• DIRECTION
Locate every line in the records below that contains the word "ABCD", and copy each one.

• WORKING DATA
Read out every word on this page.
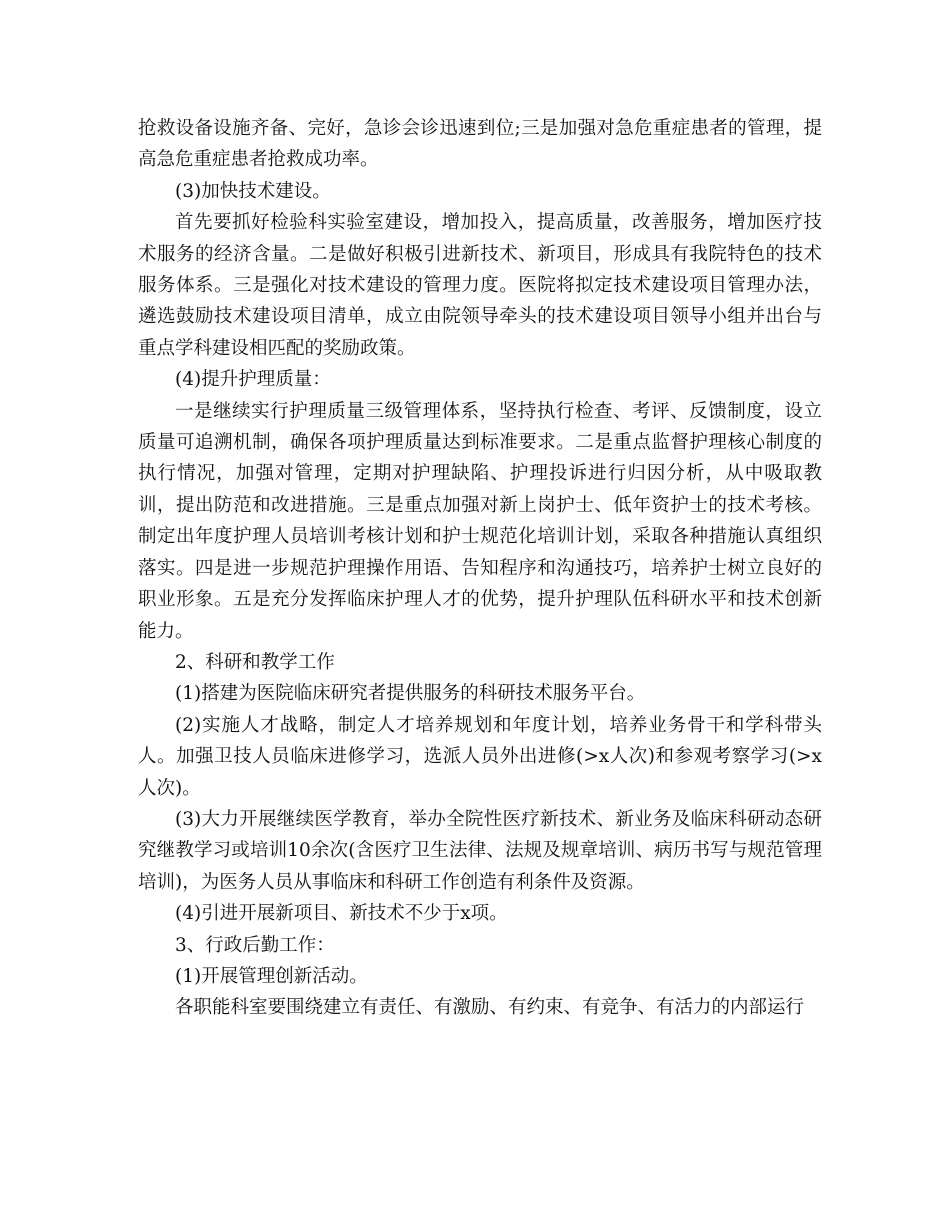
抢救设备设施齐备、完好，急诊会诊迅速到位;三是加强对急危重症患者的管理，提高急危重症患者抢救成功率。

(3)加快技术建设。

首先要抓好检验科实验室建设，增加投入，提高质量，改善服务，增加医疗技术服务的经济含量。二是做好积极引进新技术、新项目，形成具有我院特色的技术服务体系。三是强化对技术建设的管理力度。医院将拟定技术建设项目管理办法，遴选鼓励技术建设项目清单，成立由院领导牵头的技术建设项目领导小组并出台与重点学科建设相匹配的奖励政策。

(4)提升护理质量：

一是继续实行护理质量三级管理体系，坚持执行检查、考评、反馈制度，设立质量可追溯机制，确保各项护理质量达到标准要求。二是重点监督护理核心制度的执行情况，加强对管理，定期对护理缺陷、护理投诉进行归因分析，从中吸取教训，提出防范和改进措施。三是重点加强对新上岗护士、低年资护士的技术考核。制定出年度护理人员培训考核计划和护士规范化培训计划，采取各种措施认真组织落实。四是进一步规范护理操作用语、告知程序和沟通技巧，培养护士树立良好的职业形象。五是充分发挥临床护理人才的优势，提升护理队伍科研水平和技术创新能力。

2、科研和教学工作

(1)搭建为医院临床研究者提供服务的科研技术服务平台。

(2)实施人才战略，制定人才培养规划和年度计划，培养业务骨干和学科带头人。加强卫技人员临床进修学习，选派人员外出进修(>x人次)和参观考察学习(>x人次)。

(3)大力开展继续医学教育，举办全院性医疗新技术、新业务及临床科研动态研究继教学习或培训10余次(含医疗卫生法律、法规及规章培训、病历书写与规范管理培训)，为医务人员从事临床和科研工作创造有利条件及资源。

(4)引进开展新项目、新技术不少于x项。

3、行政后勤工作：

(1)开展管理创新活动。

各职能科室要围绕建立有责任、有激励、有约束、有竞争、有活力的内部运行
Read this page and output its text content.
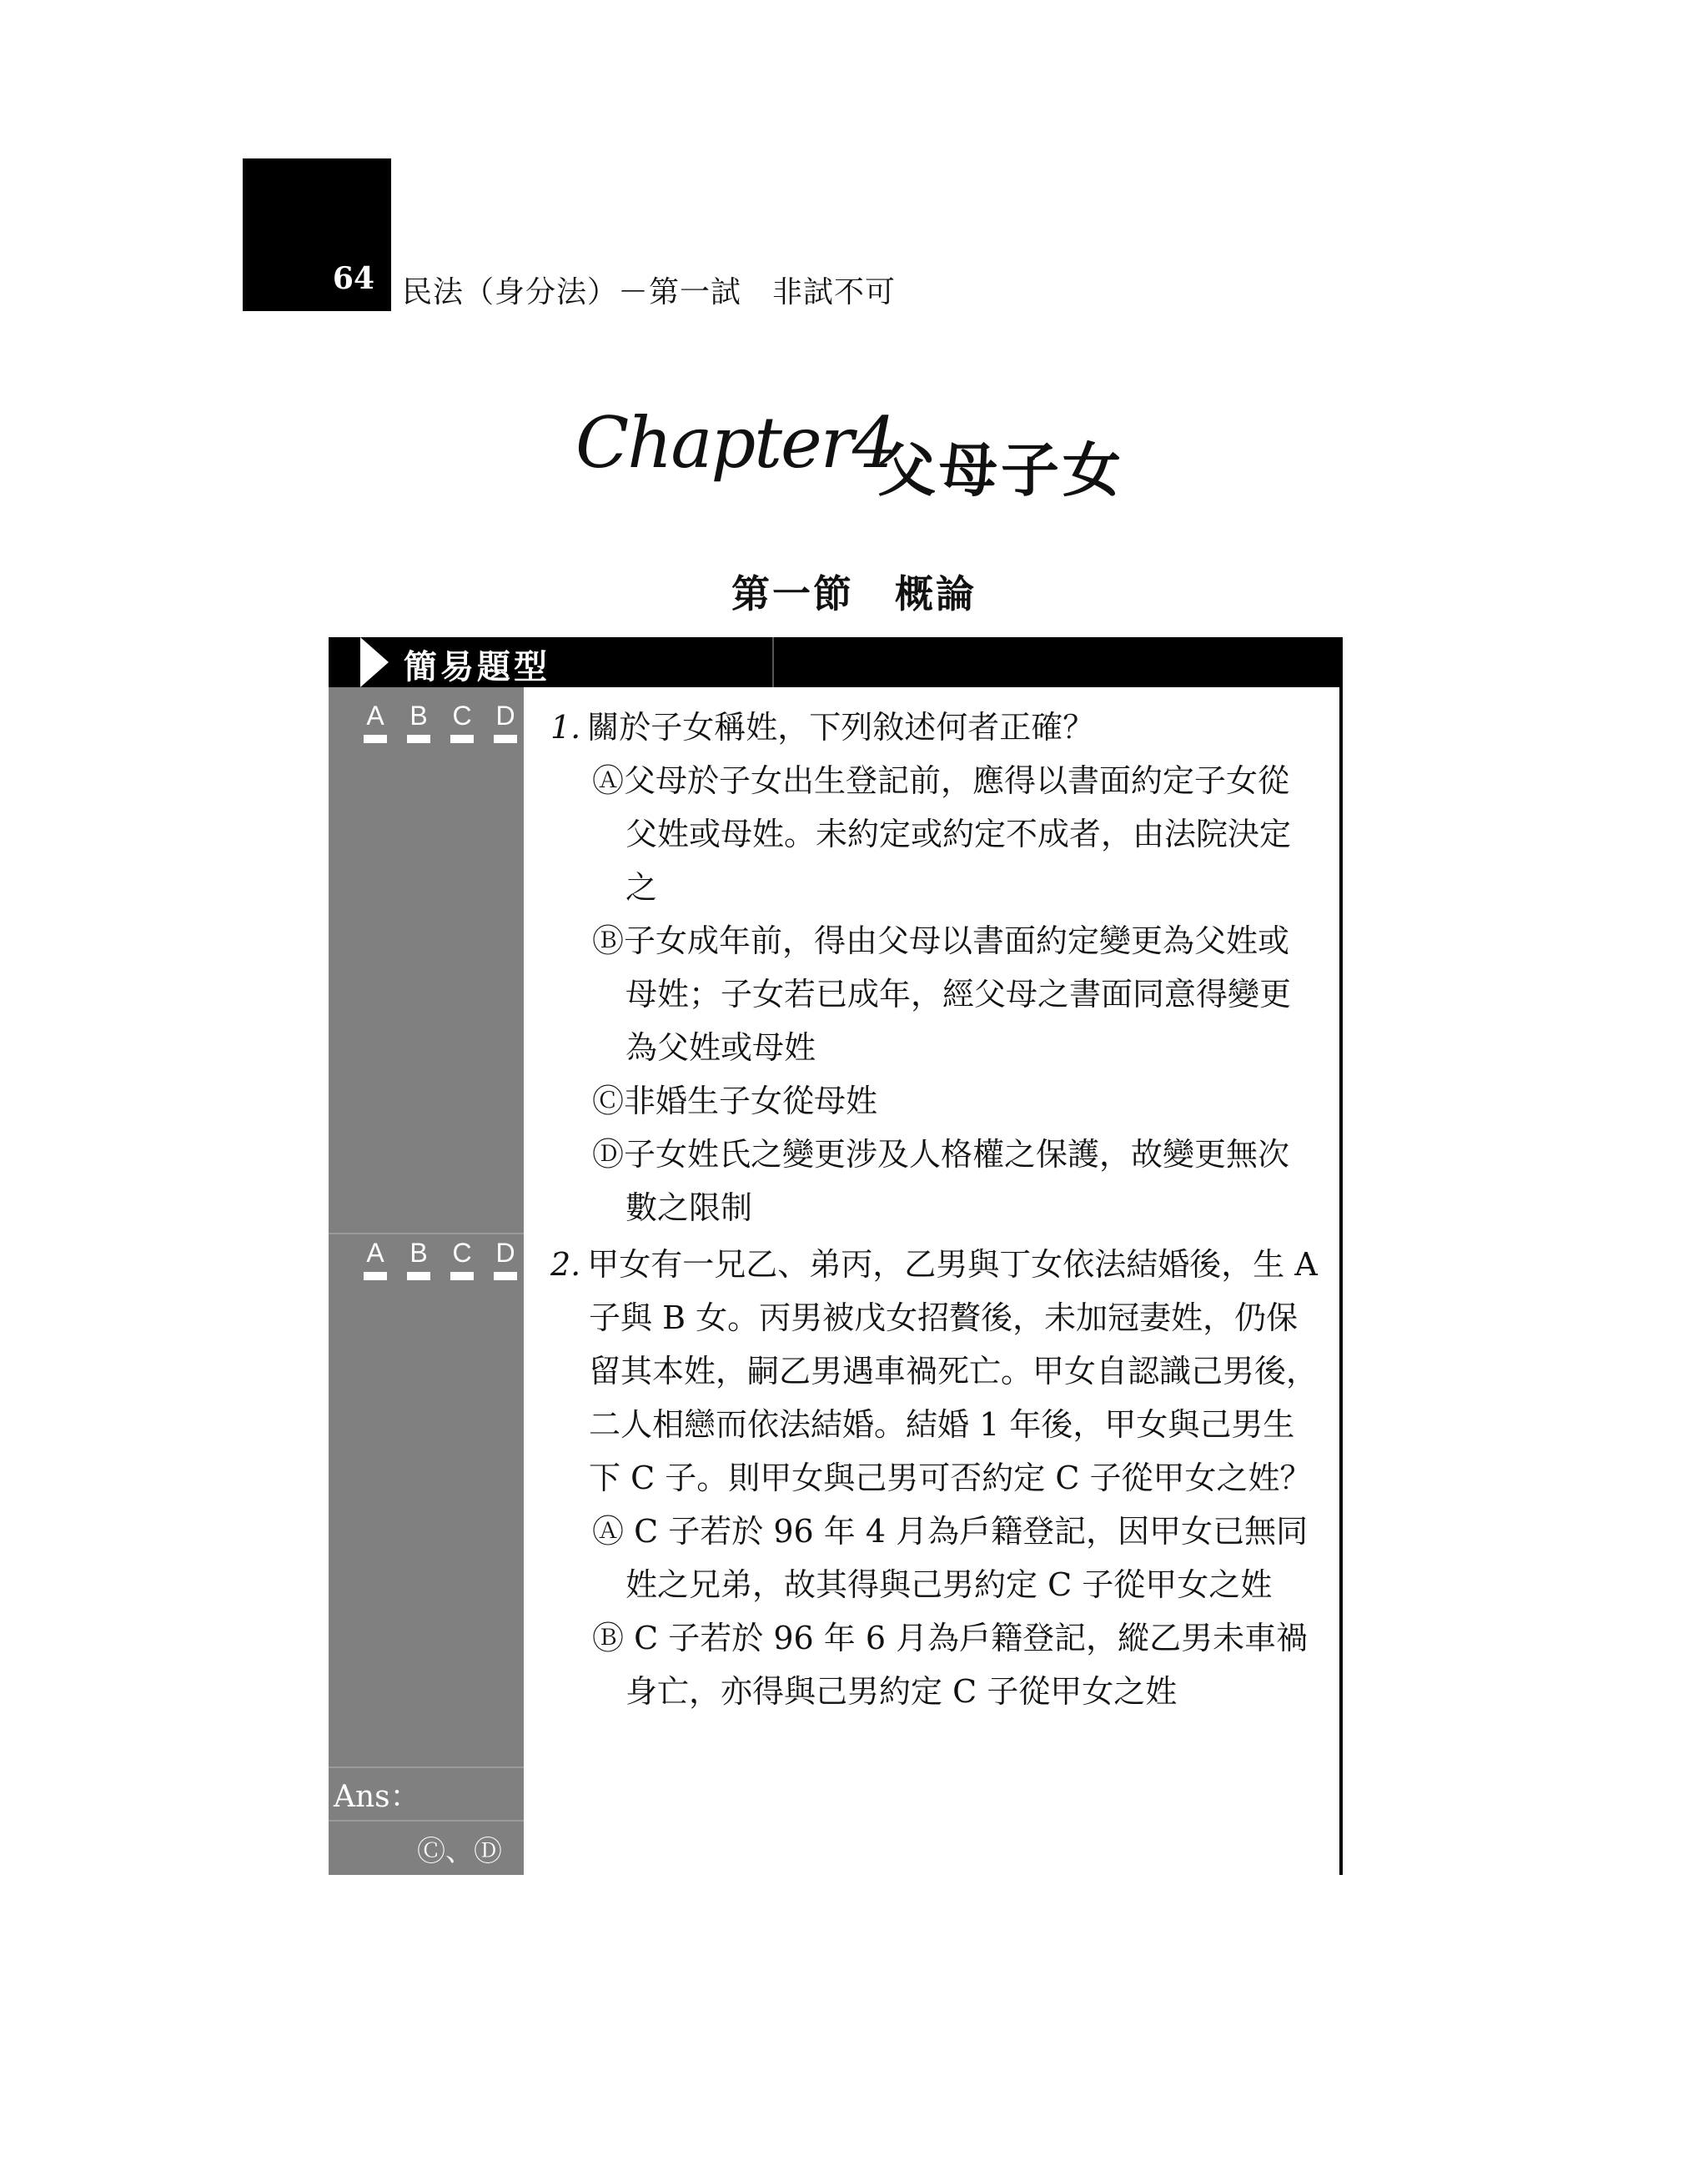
64 民法（身分法）－第一試　非試不可
Chapter4
父母子女
第一節　概論
簡易題型
A B C D
A B C D

1. 關於子女稱姓，下列敘述何者正確？

Ⓐ父母於子女出生登記前，應得以書面約定子女從父姓或母姓。未約定或約定不成者，由法院決定之

Ⓑ子女成年前，得由父母以書面約定變更為父姓或母姓；子女若已成年，經父母之書面同意得變更為父姓或母姓

Ⓒ非婚生子女從母姓

Ⓓ子女姓氏之變更涉及人格權之保護，故變更無次數之限制

2. 甲女有一兄乙、弟丙，乙男與丁女依法結婚後，生 A 子與 B 女。丙男被戊女招贅後，未加冠妻姓，仍保留其本姓，嗣乙男遇車禍死亡。甲女自認識己男後，二人相戀而依法結婚。結婚 1 年後，甲女與己男生下 C 子。則甲女與己男可否約定 C 子從甲女之姓？

Ⓐ C 子若於 96 年 4 月為戶籍登記，因甲女已無同姓之兄弟，故其得與己男約定 C 子從甲女之姓

Ⓑ C 子若於 96 年 6 月為戶籍登記，縱乙男未車禍身亡，亦得與己男約定 C 子從甲女之姓

Ans：
Ⓒ、Ⓓ
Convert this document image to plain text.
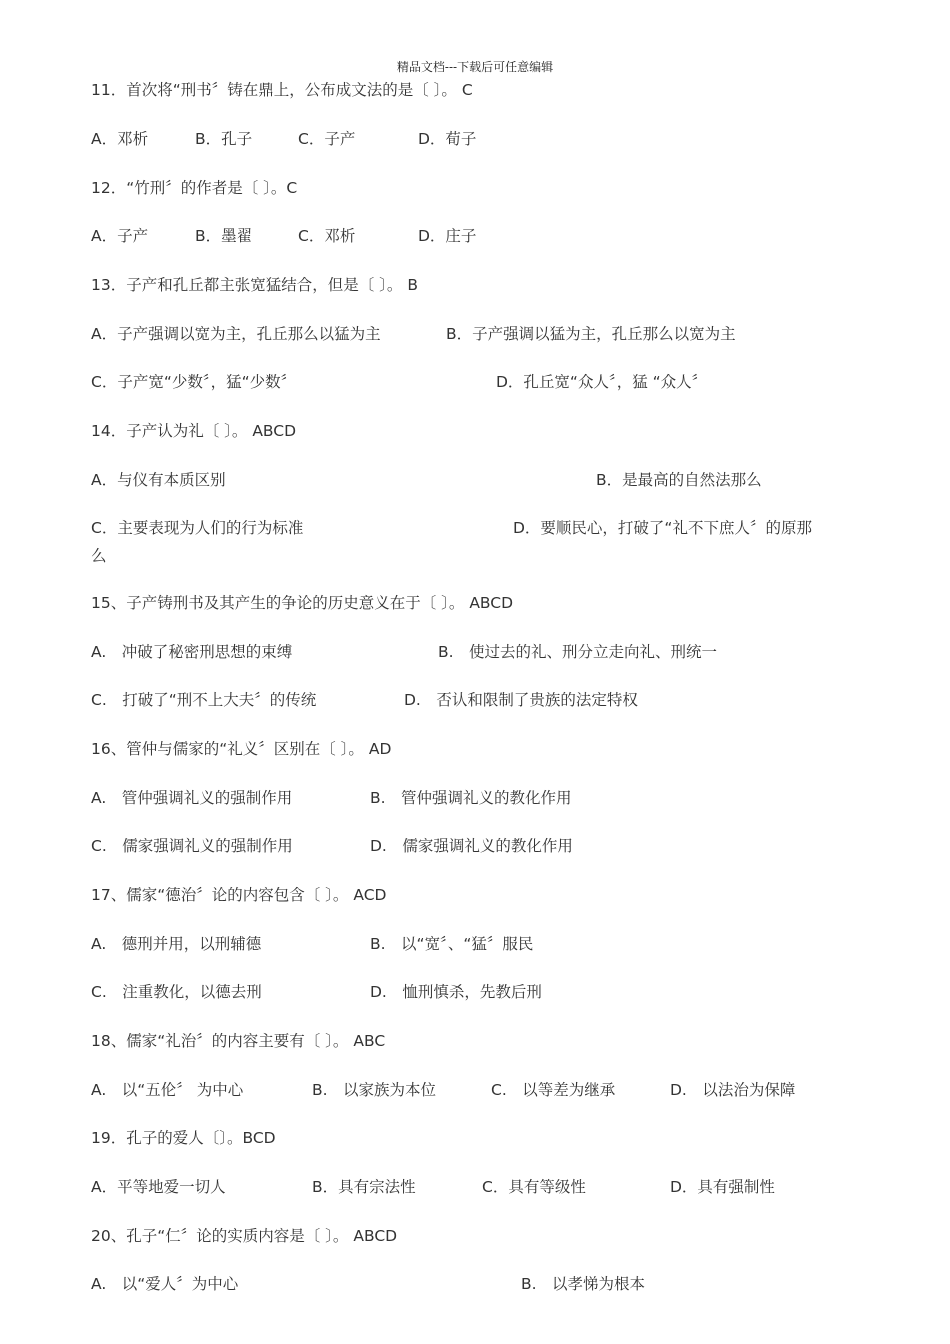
精品文档---下载后可任意编辑
11．首次将“刑书〞铸在鼎上，公布成文法的是〔 〕。 C
A．邓析	B．孔子	C．子产	D．荀子
12．“竹刑〞的作者是〔 〕。C
A．子产	B．墨翟	C．邓析	D．庄子
13．子产和孔丘都主张宽猛结合，但是〔 〕。 B
A．子产强调以宽为主，孔丘那么以猛为主	B．子产强调以猛为主，孔丘那么以宽为主
C．子产宽“少数〞，猛“少数〞	D．孔丘宽“众人〞，猛 “众人〞
14．子产认为礼〔 〕。 ABCD
A．与仪有本质区别	B．是最高的自然法那么
C．主要表现为人们的行为标准	D．要顺民心，打破了“礼不下庶人〞的原那
么
15、子产铸刑书及其产生的争论的历史意义在于〔 〕。 ABCD
A.　冲破了秘密刑思想的束缚	B.　使过去的礼、刑分立走向礼、刑统一
C.　打破了“刑不上大夫〞的传统	D.　否认和限制了贵族的法定特权
16、管仲与儒家的“礼义〞区别在〔 〕。 AD
A.　管仲强调礼义的强制作用	B.　管仲强调礼义的教化作用
C.　儒家强调礼义的强制作用	D.　儒家强调礼义的教化作用
17、儒家“德治〞论的内容包含〔 〕。 ACD
A.　德刑并用，以刑辅德	B.　以“宽〞、“猛〞服民
C.　注重教化，以德去刑	D.　恤刑慎杀，先教后刑
18、儒家“礼治〞的内容主要有〔 〕。 ABC
A.　以“五伦〞 为中心	B.　以家族为本位	C.　以等差为继承	D.　以法治为保障
19．孔子的爱人〔〕。BCD
A．平等地爱一切人	B．具有宗法性	C．具有等级性	D．具有强制性
20、孔子“仁〞论的实质内容是〔 〕。 ABCD
A.　以“爱人〞为中心	B.　以孝悌为根本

• RIGHT ANSWER
14．子产认为礼〔 〕。 ABCD
15、子产铸刑书及其产生的争论的历史意义在于〔 〕。 ABCD
20、孔子“仁〞论的实质内容是〔 〕。 ABCD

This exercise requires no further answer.